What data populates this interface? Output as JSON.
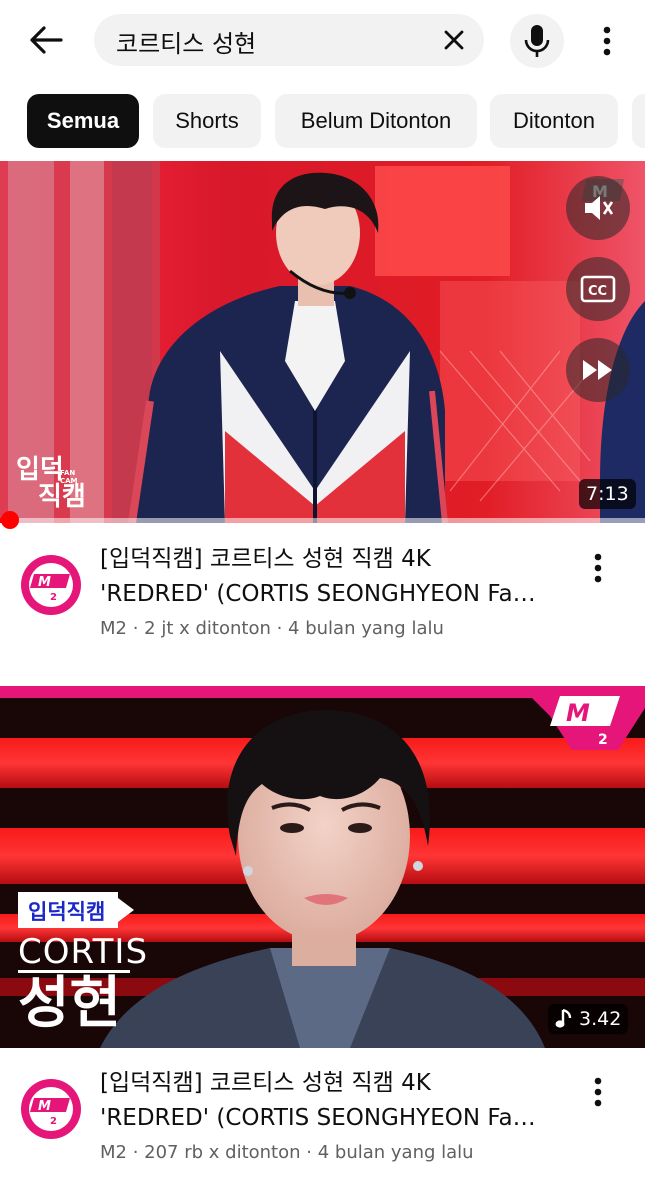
{
  "search": {
    "query": "코르티스 성현",
    "back_icon": "arrow-left-icon",
    "clear_icon": "close-icon",
    "mic_icon": "microphone-icon",
    "more_icon": "more-vert-icon"
  },
  "chips": [
    {
      "label": "Semua",
      "active": true
    },
    {
      "label": "Shorts",
      "active": false
    },
    {
      "label": "Belum Ditonton",
      "active": false
    },
    {
      "label": "Ditonton",
      "active": false
    }
  ],
  "videos": [
    {
      "title_line1": "[입덕직캠] 코르티스 성현 직캠 4K",
      "title_line2": "'REDRED' (CORTIS SEONGHYEON Fa…",
      "channel": "M2",
      "views": "2 jt x ditonton",
      "age": "4 bulan yang lalu",
      "duration": "7:13",
      "thumb_logo_line1": "입덕",
      "thumb_logo_line2": "직캠",
      "thumb_logo_tag": "FAN CAM",
      "controls": [
        "volume-off-icon",
        "closed-caption-icon",
        "fast-forward-icon"
      ],
      "playback_progress": 0.015
    },
    {
      "title_line1": "[입덕직캠] 코르티스 성현 직캠 4K",
      "title_line2": "'REDRED' (CORTIS SEONGHYEON Fa…",
      "channel": "M2",
      "views": "207 rb x ditonton",
      "age": "4 bulan yang lalu",
      "duration": "3.42",
      "thumb_badge": "입덕직캠",
      "thumb_group": "CORTIS",
      "thumb_name": "성현",
      "duration_icon": "music-note-icon"
    }
  ],
  "colors": {
    "accent_red": "#ff0000",
    "brand_pink": "#e6157a",
    "chip_bg": "#f2f2f2",
    "chip_active_bg": "#0f0f0f",
    "secondary_text": "#606060"
  }
}
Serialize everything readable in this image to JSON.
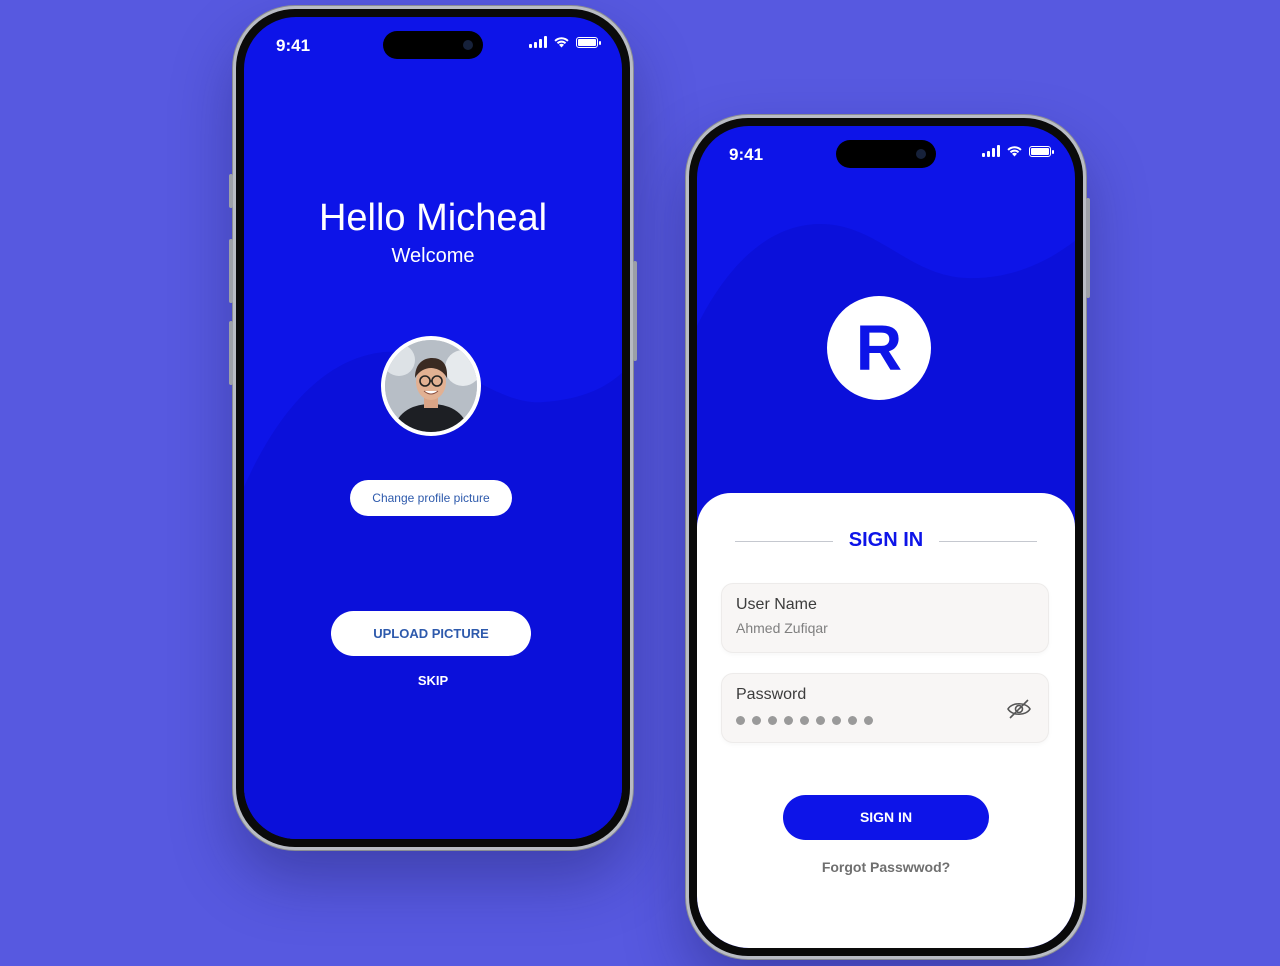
{
  "colors": {
    "background": "#5759E0",
    "brand_blue": "#0D14E8",
    "button_text": "#2E5AAC"
  },
  "status_bar": {
    "time": "9:41",
    "icons": [
      "signal-icon",
      "wifi-icon",
      "battery-icon"
    ]
  },
  "welcome_screen": {
    "greeting": "Hello Micheal",
    "subtitle": "Welcome",
    "avatar_icon": "profile-photo",
    "change_picture_label": "Change profile picture",
    "upload_label": "UPLOAD PICTURE",
    "skip_label": "SKIP"
  },
  "signin_screen": {
    "logo_letter": "R",
    "title": "SIGN IN",
    "username": {
      "label": "User Name",
      "value": "Ahmed Zufiqar"
    },
    "password": {
      "label": "Password",
      "masked": "●●●●●●●●●",
      "toggle_icon": "eye-off-icon"
    },
    "submit_label": "SIGN IN",
    "forgot_label": "Forgot Passwwod?"
  }
}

→ Set task
Reproduce all entries exactly. Pictures do not belong in the copy.

→ Answer below
What data populates this interface? Output as JSON.
{
  "search": {
    "query": "코르티스 성현",
    "back_icon": "arrow-left-icon",
    "clear_icon": "close-icon",
    "mic_icon": "microphone-icon",
    "more_icon": "more-vert-icon"
  },
  "chips": [
    {
      "label": "Semua",
      "active": true
    },
    {
      "label": "Shorts",
      "active": false
    },
    {
      "label": "Belum Ditonton",
      "active": false
    },
    {
      "label": "Ditonton",
      "active": false
    }
  ],
  "videos": [
    {
      "title_line1": "[입덕직캠] 코르티스 성현 직캠 4K",
      "title_line2": "'REDRED' (CORTIS SEONGHYEON Fa…",
      "channel": "M2",
      "views": "2 jt x ditonton",
      "age": "4 bulan yang lalu",
      "duration": "7:13",
      "thumb_logo_line1": "입덕",
      "thumb_logo_line2": "직캠",
      "thumb_logo_tag": "FAN CAM",
      "controls": [
        "volume-off-icon",
        "closed-caption-icon",
        "fast-forward-icon"
      ],
      "playback_progress": 0.015
    },
    {
      "title_line1": "[입덕직캠] 코르티스 성현 직캠 4K",
      "title_line2": "'REDRED' (CORTIS SEONGHYEON Fa…",
      "channel": "M2",
      "views": "207 rb x ditonton",
      "age": "4 bulan yang lalu",
      "duration": "3.42",
      "thumb_badge": "입덕직캠",
      "thumb_group": "CORTIS",
      "thumb_name": "성현",
      "duration_icon": "music-note-icon"
    }
  ],
  "colors": {
    "accent_red": "#ff0000",
    "brand_pink": "#e6157a",
    "chip_bg": "#f2f2f2",
    "chip_active_bg": "#0f0f0f",
    "secondary_text": "#606060"
  }
}
Serialize everything readable in this image to JSON.
{
  "colors": {
    "background": "#5759E0",
    "brand_blue": "#0D14E8",
    "button_text": "#2E5AAC"
  },
  "status_bar": {
    "time": "9:41",
    "icons": [
      "signal-icon",
      "wifi-icon",
      "battery-icon"
    ]
  },
  "welcome_screen": {
    "greeting": "Hello Micheal",
    "subtitle": "Welcome",
    "avatar_icon": "profile-photo",
    "change_picture_label": "Change profile picture",
    "upload_label": "UPLOAD PICTURE",
    "skip_label": "SKIP"
  },
  "signin_screen": {
    "logo_letter": "R",
    "title": "SIGN IN",
    "username": {
      "label": "User Name",
      "value": "Ahmed Zufiqar"
    },
    "password": {
      "label": "Password",
      "masked": "●●●●●●●●●",
      "toggle_icon": "eye-off-icon"
    },
    "submit_label": "SIGN IN",
    "forgot_label": "Forgot Passwwod?"
  }
}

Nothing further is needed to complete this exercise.